Find the lines with the string "Breeze" and return them.

>> begin DATASET RECORDS

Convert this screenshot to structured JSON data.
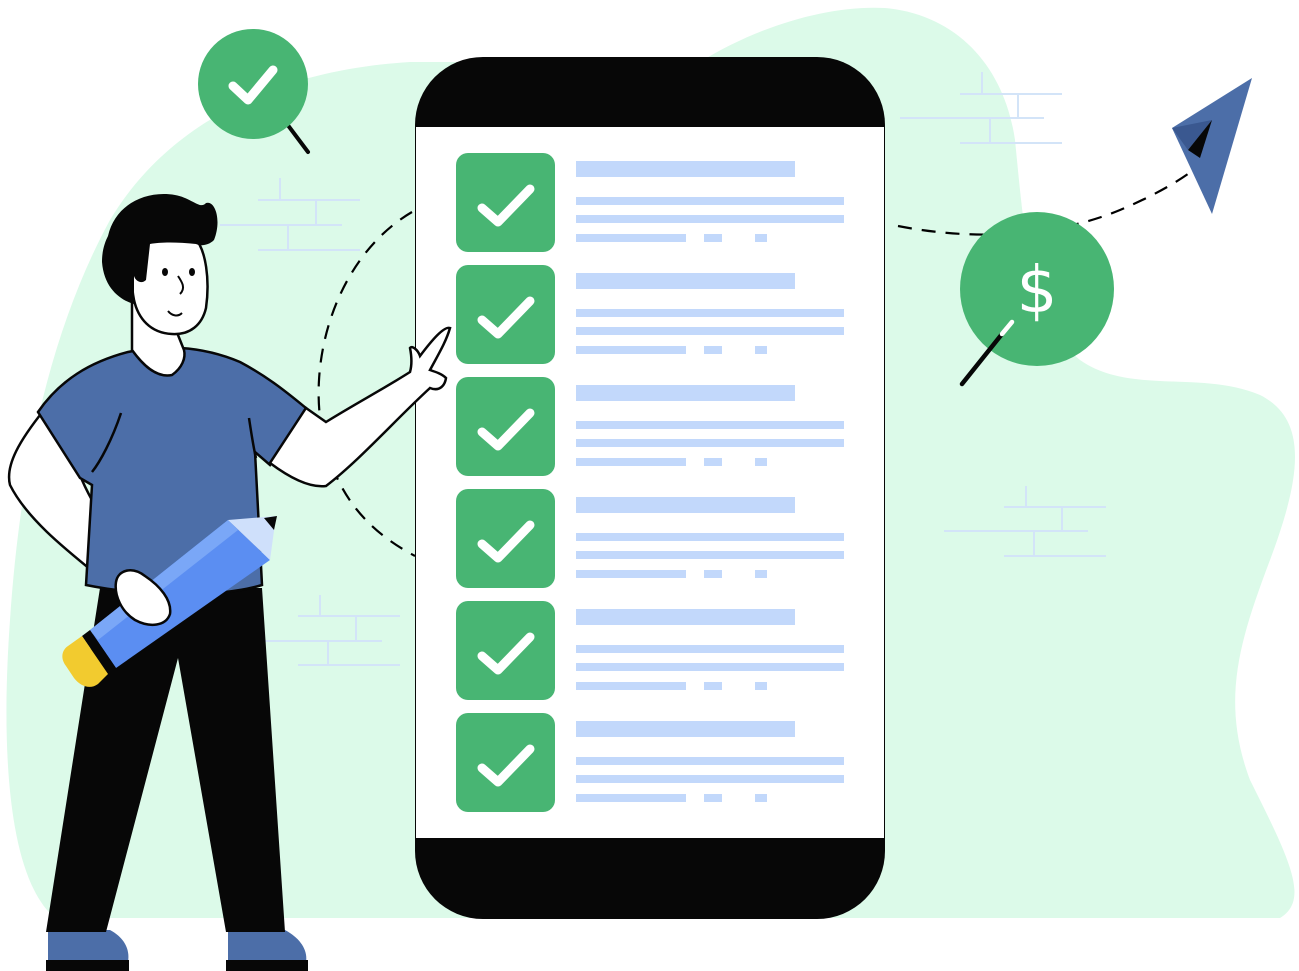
{
  "illustration": {
    "subject": "checklist-on-phone",
    "coin_symbol": "$",
    "checklist_items": [
      {
        "checked": true
      },
      {
        "checked": true
      },
      {
        "checked": true
      },
      {
        "checked": true
      },
      {
        "checked": true
      },
      {
        "checked": true
      }
    ]
  },
  "icons": {
    "check_badge": "check-icon",
    "coin": "dollar-coin-icon",
    "paper_plane": "paper-plane-icon",
    "pencil": "pencil-icon"
  },
  "colors": {
    "background_blob": "#dcfae9",
    "green": "#48b573",
    "phone_frame": "#070707",
    "shirt": "#4c6ea8",
    "pencil_body": "#5b8ef2",
    "pencil_cap": "#f2cb2f",
    "placeholder_lines": "#c2d8fb",
    "brick_lines": "#d3e4f8",
    "plane": "#4c6ea8"
  }
}
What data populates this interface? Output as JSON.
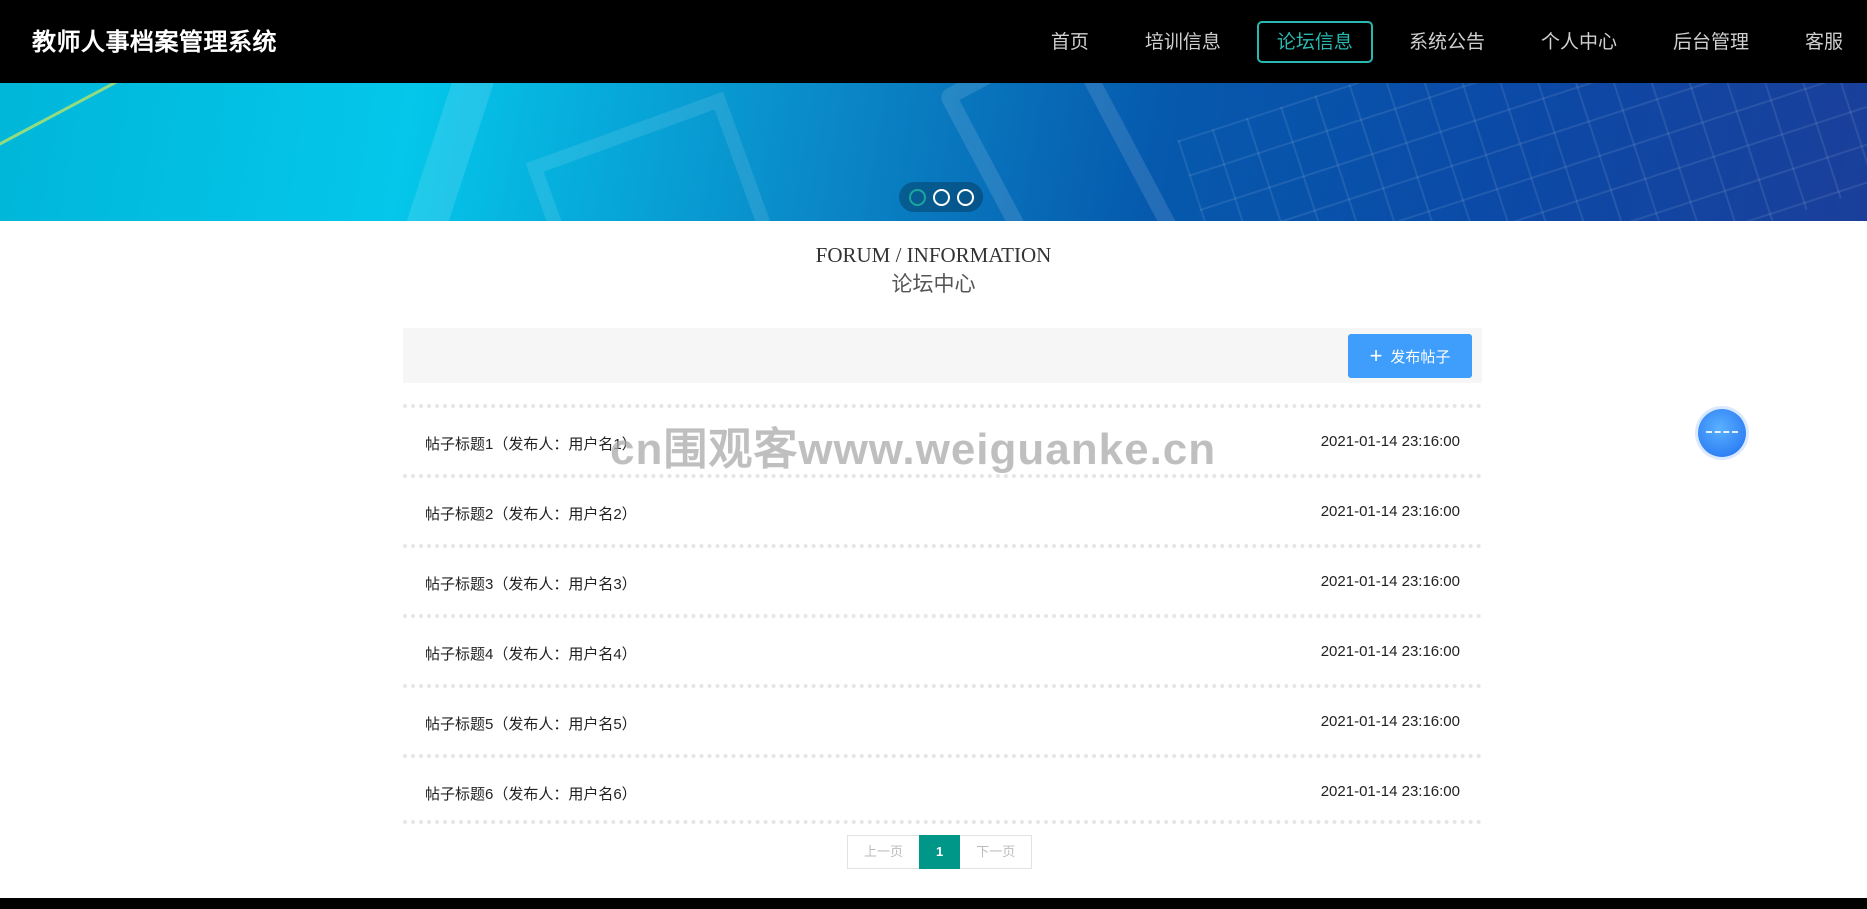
{
  "brand": "教师人事档案管理系统",
  "nav": {
    "items": [
      "首页",
      "培训信息",
      "论坛信息",
      "系统公告",
      "个人中心",
      "后台管理",
      "客服"
    ],
    "active": "论坛信息"
  },
  "banner": {
    "slides": 3,
    "active_slide": 1
  },
  "section": {
    "title": "FORUM / INFORMATION",
    "subtitle": "论坛中心"
  },
  "toolbar": {
    "post_label": "发布帖子",
    "post_icon": "plus-icon"
  },
  "posts": [
    {
      "title": "帖子标题1（发布人：用户名1）",
      "time": "2021-01-14 23:16:00"
    },
    {
      "title": "帖子标题2（发布人：用户名2）",
      "time": "2021-01-14 23:16:00"
    },
    {
      "title": "帖子标题3（发布人：用户名3）",
      "time": "2021-01-14 23:16:00"
    },
    {
      "title": "帖子标题4（发布人：用户名4）",
      "time": "2021-01-14 23:16:00"
    },
    {
      "title": "帖子标题5（发布人：用户名5）",
      "time": "2021-01-14 23:16:00"
    },
    {
      "title": "帖子标题6（发布人：用户名6）",
      "time": "2021-01-14 23:16:00"
    }
  ],
  "pager": {
    "prev": "上一页",
    "current": "1",
    "next": "下一页"
  },
  "watermark": "cn围观客www.weiguanke.cn",
  "colors": {
    "accent": "#29b8b0",
    "primary_button": "#3f9efc",
    "pager_active": "#009688",
    "topbar": "#000000"
  }
}
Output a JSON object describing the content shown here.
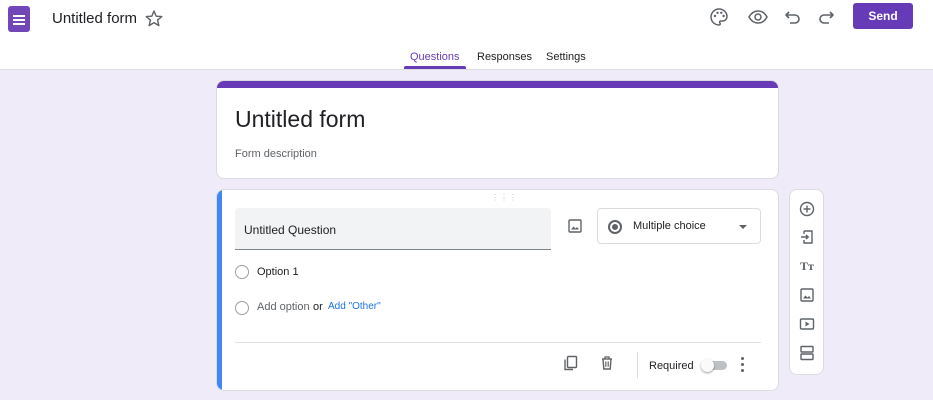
{
  "header": {
    "app_icon": "forms-logo-icon",
    "doc_title": "Untitled form",
    "icons": [
      "star-icon",
      "palette-icon",
      "eye-icon",
      "undo-icon",
      "redo-icon"
    ],
    "send_label": "Send"
  },
  "tabs": [
    {
      "label": "Questions",
      "active": true
    },
    {
      "label": "Responses",
      "active": false
    },
    {
      "label": "Settings",
      "active": false
    }
  ],
  "form": {
    "title": "Untitled form",
    "description_placeholder": "Form description"
  },
  "question": {
    "title": "Untitled Question",
    "type": "Multiple choice",
    "options": [
      "Option 1"
    ],
    "add_option_label": "Add option",
    "or_label": "or",
    "add_other_label": "Add \"Other\"",
    "required_label": "Required",
    "required": false
  },
  "side_toolbar": {
    "icons": [
      "add-question-icon",
      "import-questions-icon",
      "add-title-icon",
      "add-image-icon",
      "add-video-icon",
      "add-section-icon"
    ]
  },
  "colors": {
    "brand": "#673ab7",
    "background": "#f0ebf8",
    "active_accent": "#4285f4",
    "link": "#1a73e8"
  }
}
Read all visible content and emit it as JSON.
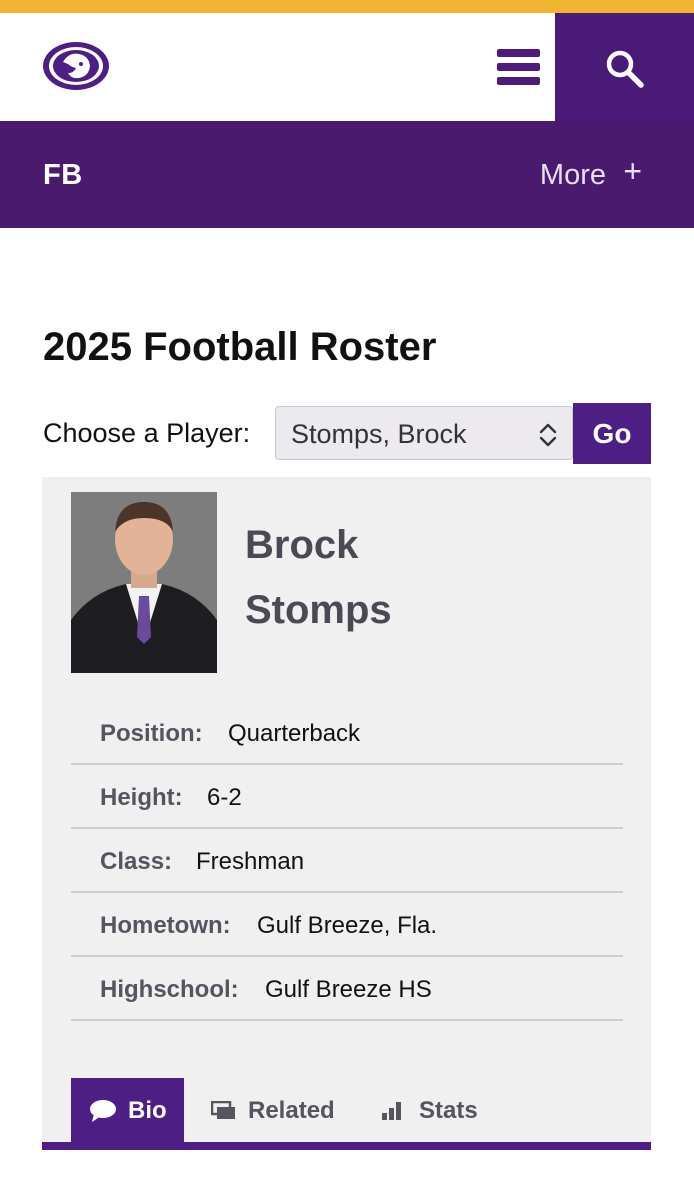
{
  "header": {
    "logo_name": "tiger-logo",
    "menu_icon": "hamburger-menu-icon",
    "search_icon": "search-icon"
  },
  "nav": {
    "section": "FB",
    "more_label": "More",
    "more_icon": "+"
  },
  "page": {
    "title": "2025 Football Roster"
  },
  "chooser": {
    "label": "Choose a Player:",
    "selected": "Stomps, Brock",
    "go_label": "Go"
  },
  "player": {
    "first_name": "Brock",
    "last_name": "Stomps",
    "details": [
      {
        "label": "Position:",
        "value": "Quarterback"
      },
      {
        "label": "Height:",
        "value": "6-2"
      },
      {
        "label": "Class:",
        "value": "Freshman"
      },
      {
        "label": "Hometown:",
        "value": "Gulf Breeze, Fla."
      },
      {
        "label": "Highschool:",
        "value": "Gulf Breeze HS"
      }
    ]
  },
  "tabs": [
    {
      "label": "Bio",
      "icon": "speech-bubble-icon",
      "active": true
    },
    {
      "label": "Related",
      "icon": "stacked-cards-icon",
      "active": false
    },
    {
      "label": "Stats",
      "icon": "bar-chart-icon",
      "active": false
    }
  ],
  "colors": {
    "accent_gold": "#f2b531",
    "brand_purple": "#4a1a6e",
    "button_purple": "#4d1e84"
  }
}
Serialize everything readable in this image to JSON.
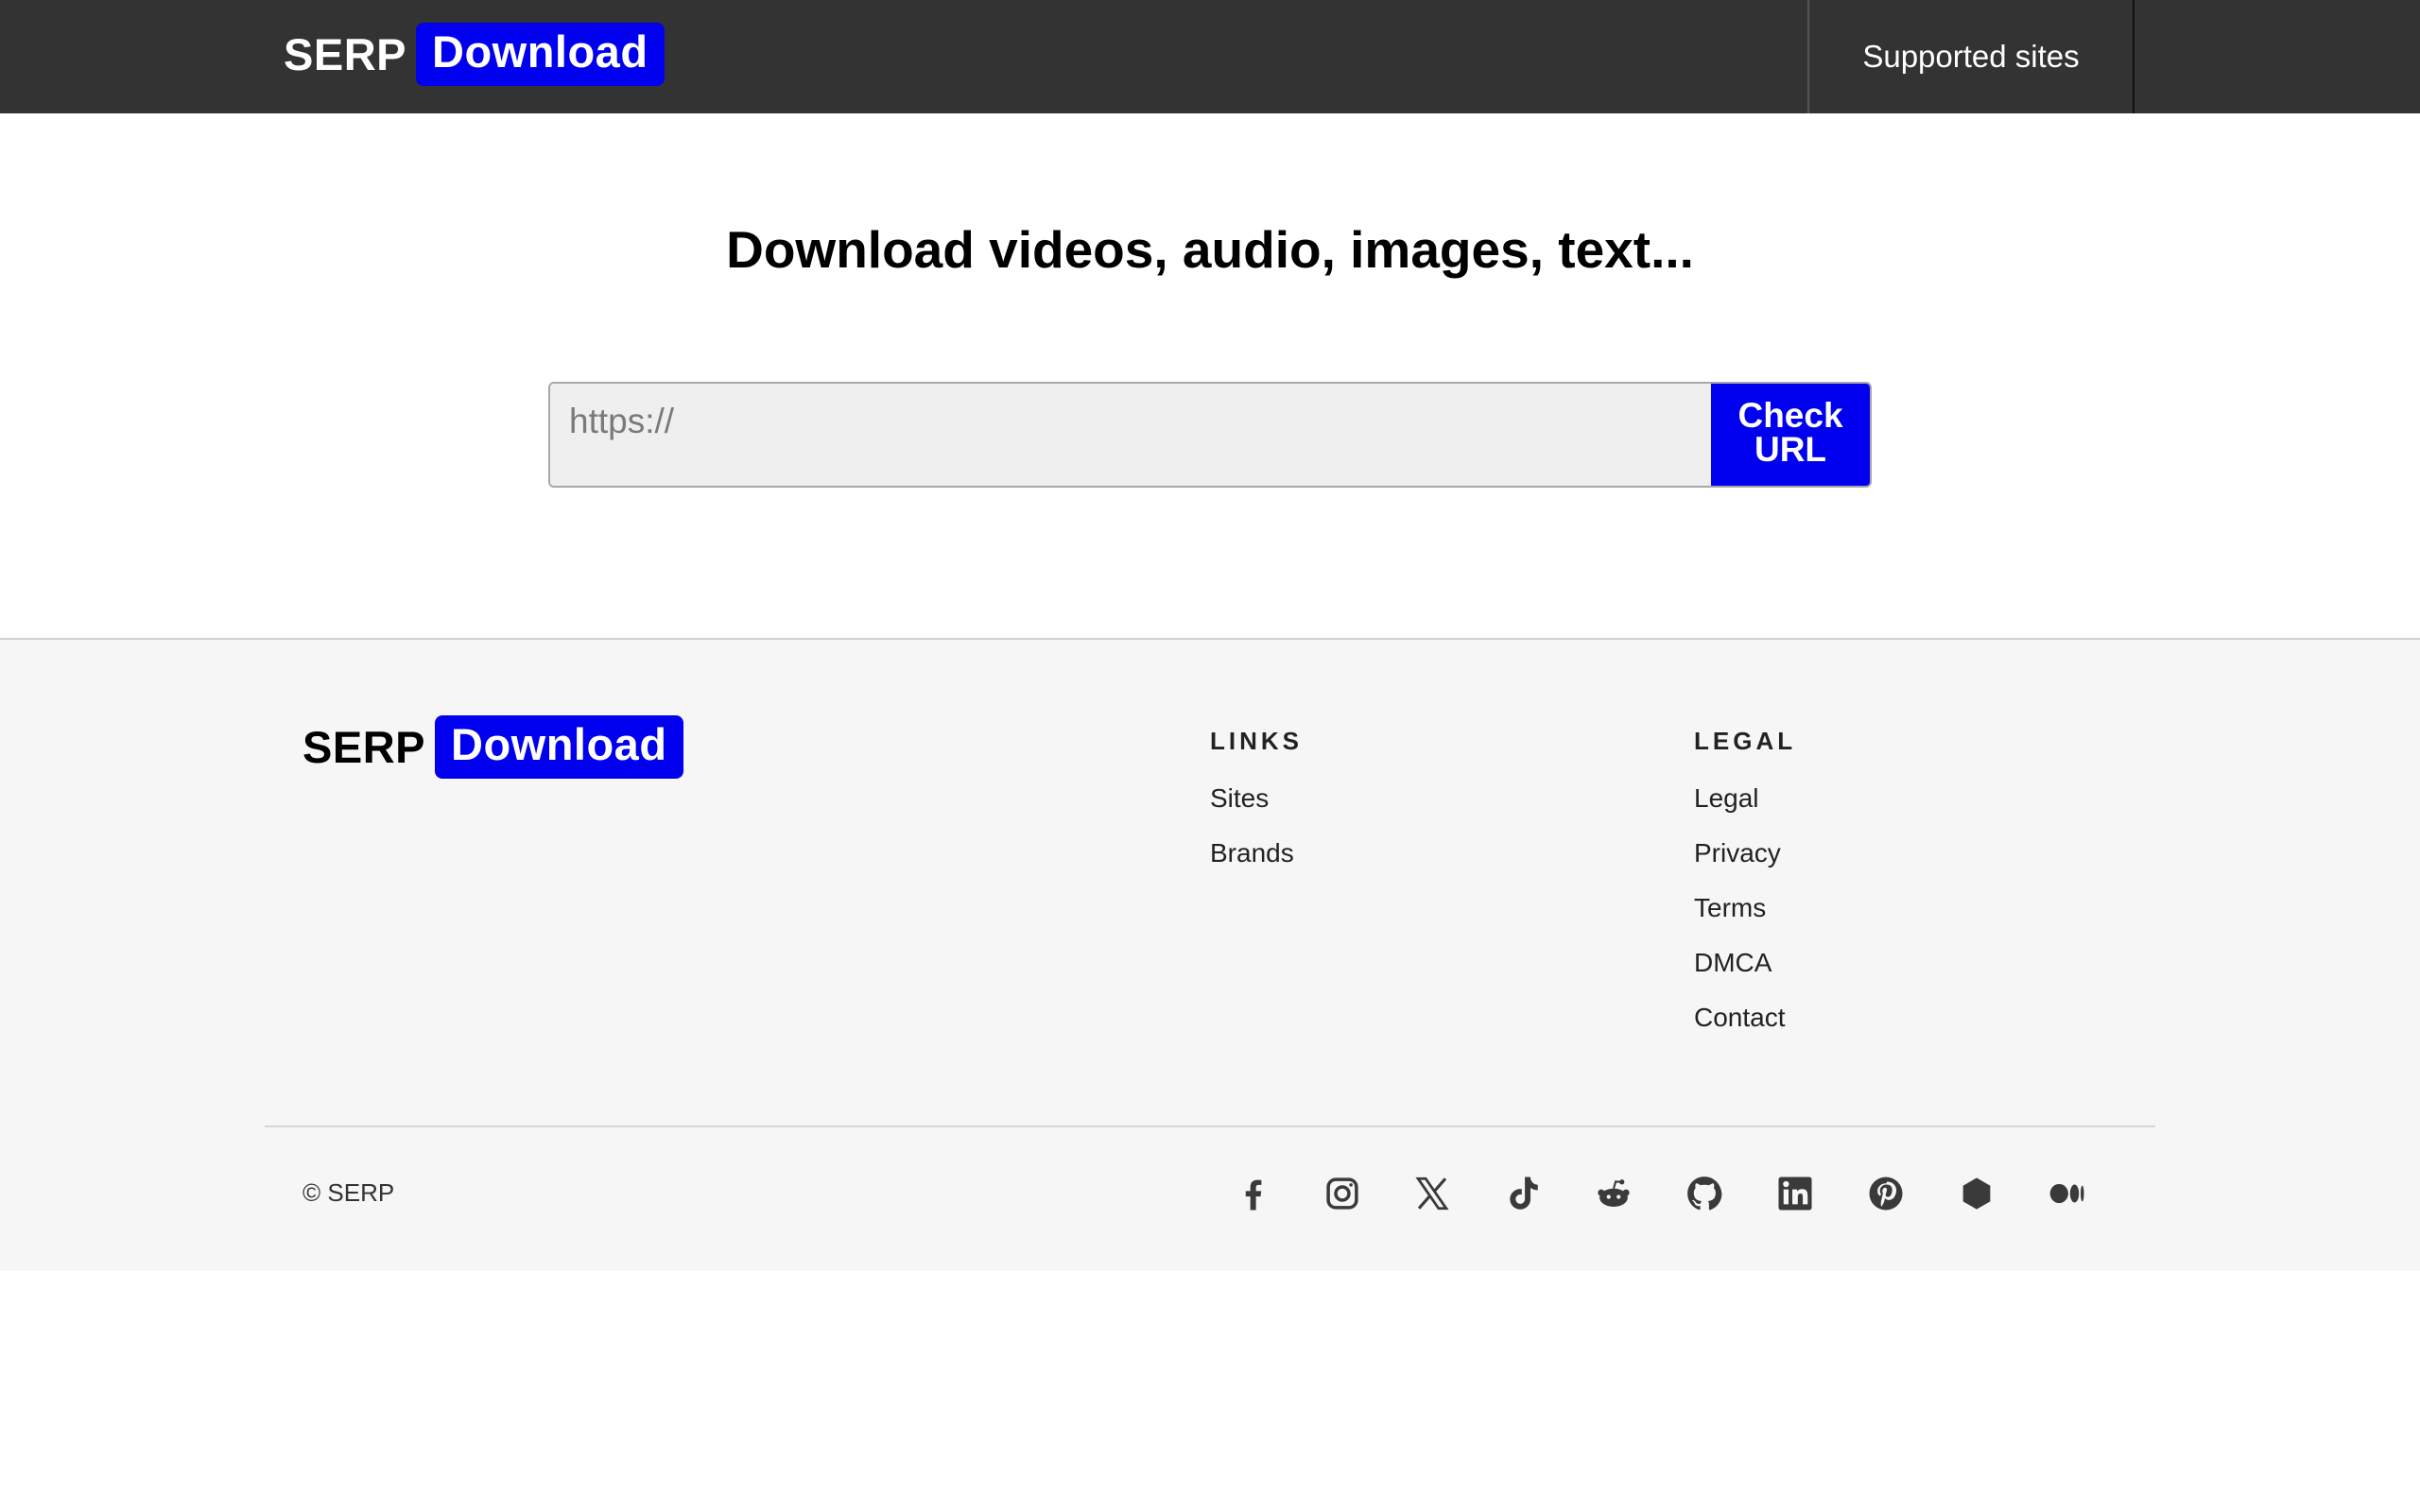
{
  "header": {
    "logo_left": "SERP",
    "logo_right": "Download",
    "nav_supported_sites": "Supported sites"
  },
  "hero": {
    "title": "Download videos, audio, images, text...",
    "input_placeholder": "https://",
    "check_line1": "Check",
    "check_line2": "URL"
  },
  "footer": {
    "logo_left": "SERP",
    "logo_right": "Download",
    "links_title": "LINKS",
    "links": [
      "Sites",
      "Brands"
    ],
    "legal_title": "LEGAL",
    "legal": [
      "Legal",
      "Privacy",
      "Terms",
      "DMCA",
      "Contact"
    ],
    "copyright": "© SERP",
    "social_icons": [
      "facebook-icon",
      "instagram-icon",
      "x-icon",
      "tiktok-icon",
      "reddit-icon",
      "github-icon",
      "linkedin-icon",
      "pinterest-icon",
      "hexagon-icon",
      "medium-icon"
    ]
  },
  "colors": {
    "header_bg": "#333333",
    "accent_blue": "#0000ee",
    "footer_bg": "#f6f6f6",
    "input_bg": "#efefef"
  }
}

>> end DATASET RECORDS

*EXERCISE RESPONSE*
        "value": "Gulf Breeze, Fla."
        "value": "Gulf Breeze HS"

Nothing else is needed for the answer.